Could you copy every line from the material below in which "JSON" appears?

* START *

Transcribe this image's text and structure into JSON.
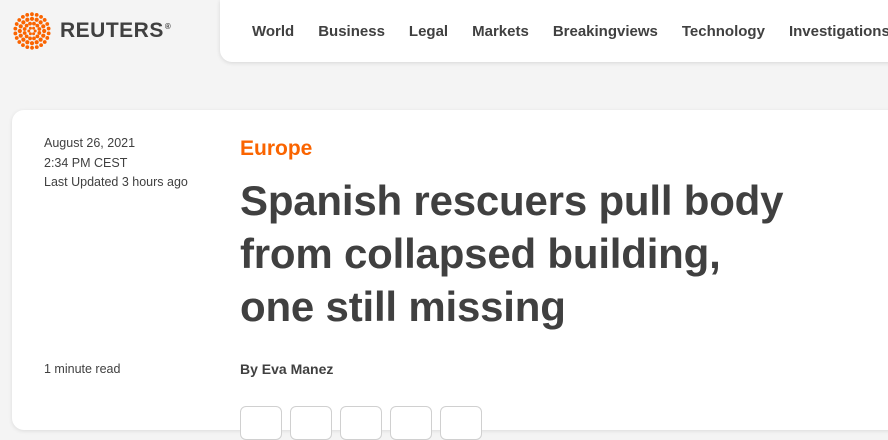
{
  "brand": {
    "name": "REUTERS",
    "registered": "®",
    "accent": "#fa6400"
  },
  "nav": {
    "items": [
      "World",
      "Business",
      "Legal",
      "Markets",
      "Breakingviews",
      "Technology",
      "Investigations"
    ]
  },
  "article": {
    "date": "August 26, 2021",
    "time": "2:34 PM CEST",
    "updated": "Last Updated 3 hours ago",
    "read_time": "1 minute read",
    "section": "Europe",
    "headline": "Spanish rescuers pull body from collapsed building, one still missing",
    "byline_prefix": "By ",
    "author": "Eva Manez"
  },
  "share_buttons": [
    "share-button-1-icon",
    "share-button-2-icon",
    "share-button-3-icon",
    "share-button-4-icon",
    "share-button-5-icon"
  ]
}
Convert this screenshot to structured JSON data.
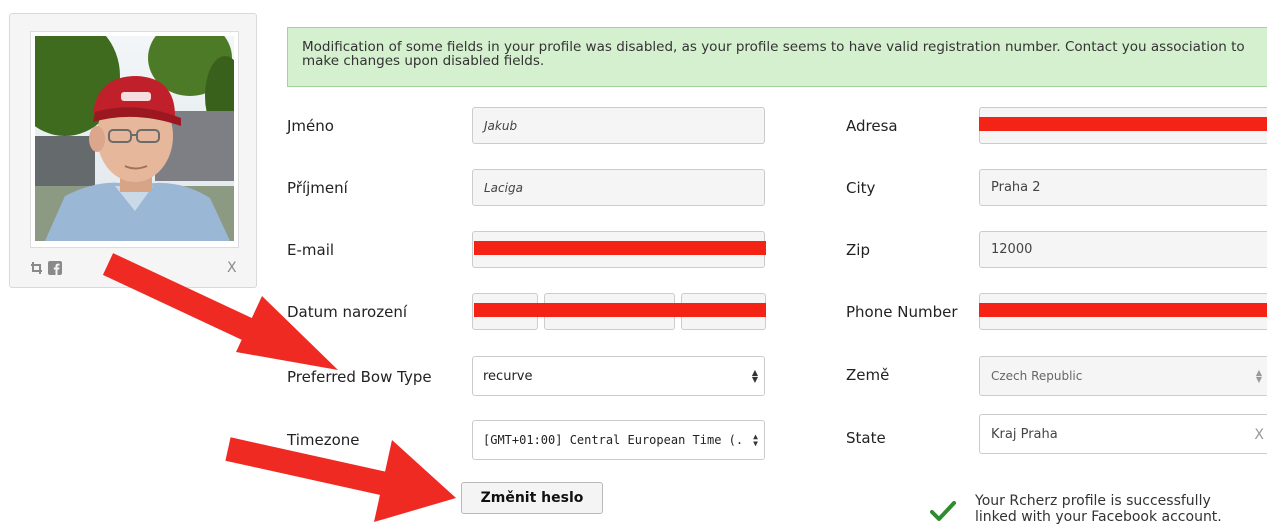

* END *
* START *

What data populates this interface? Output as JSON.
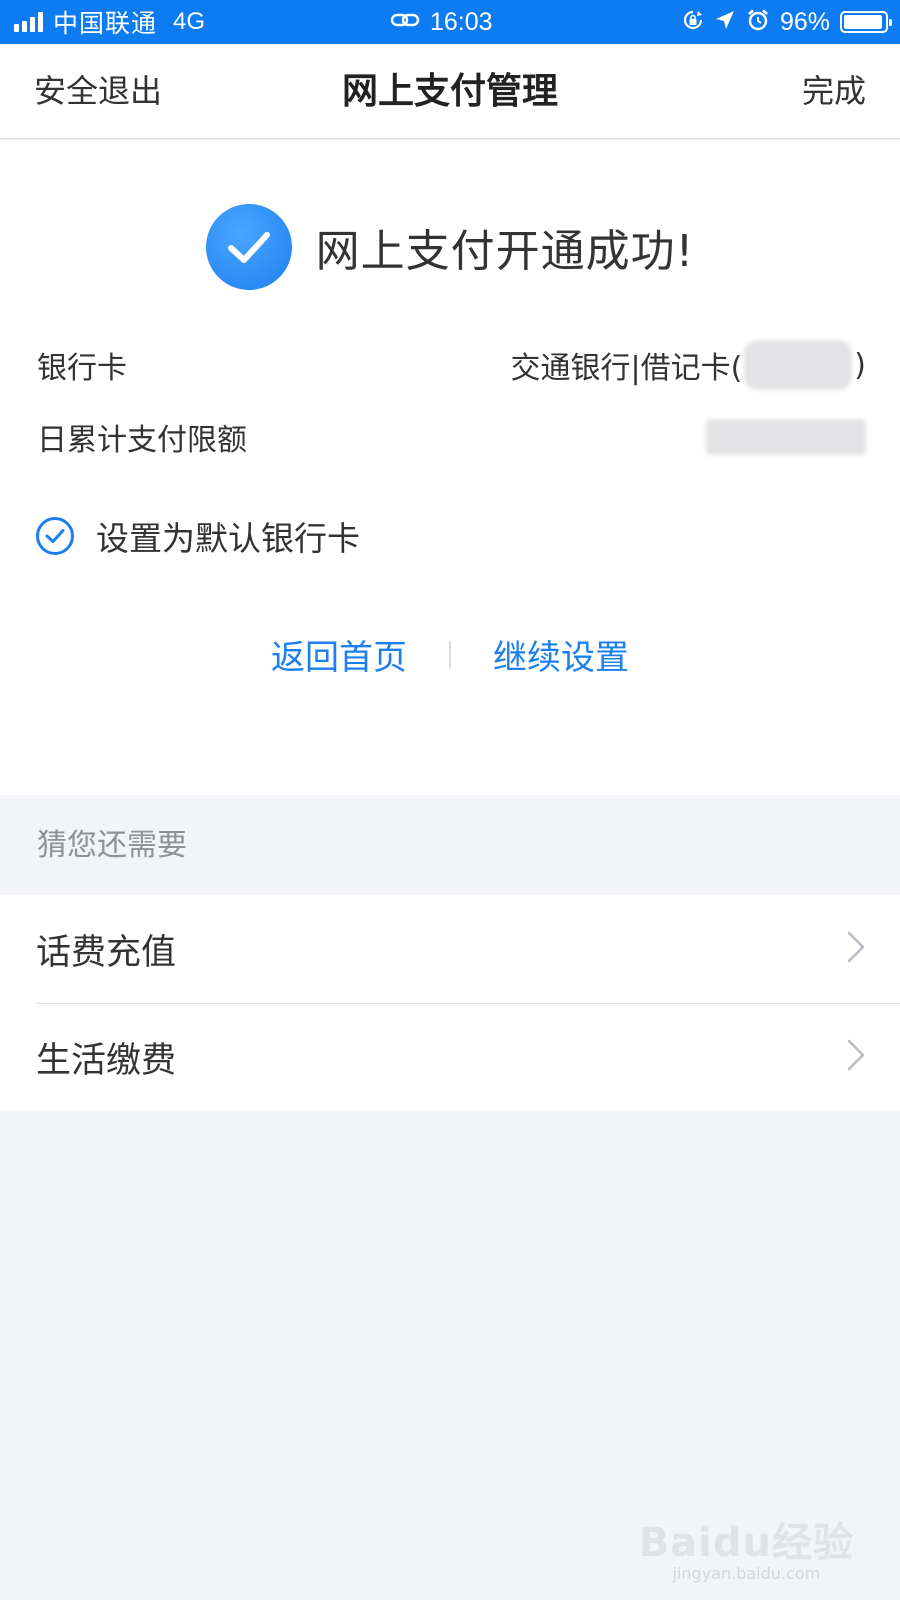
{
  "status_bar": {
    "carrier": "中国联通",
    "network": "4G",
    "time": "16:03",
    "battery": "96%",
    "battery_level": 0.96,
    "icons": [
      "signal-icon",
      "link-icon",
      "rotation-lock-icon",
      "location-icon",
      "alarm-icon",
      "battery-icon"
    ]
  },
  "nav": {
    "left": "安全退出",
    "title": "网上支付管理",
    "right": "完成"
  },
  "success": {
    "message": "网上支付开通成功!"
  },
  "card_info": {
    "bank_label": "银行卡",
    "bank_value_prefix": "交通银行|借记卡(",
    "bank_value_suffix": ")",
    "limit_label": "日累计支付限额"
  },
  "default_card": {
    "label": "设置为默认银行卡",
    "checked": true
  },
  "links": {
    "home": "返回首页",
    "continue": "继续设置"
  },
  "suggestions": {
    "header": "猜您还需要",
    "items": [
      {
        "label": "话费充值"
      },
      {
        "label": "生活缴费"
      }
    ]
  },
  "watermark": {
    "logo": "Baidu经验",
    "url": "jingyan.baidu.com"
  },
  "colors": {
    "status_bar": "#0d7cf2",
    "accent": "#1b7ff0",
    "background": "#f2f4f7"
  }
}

* END *

→ **Exercise result**
Transcribe this image's text and structure into JSON.
Convert this screenshot to structured JSON data.
What data populates this interface? Output as JSON.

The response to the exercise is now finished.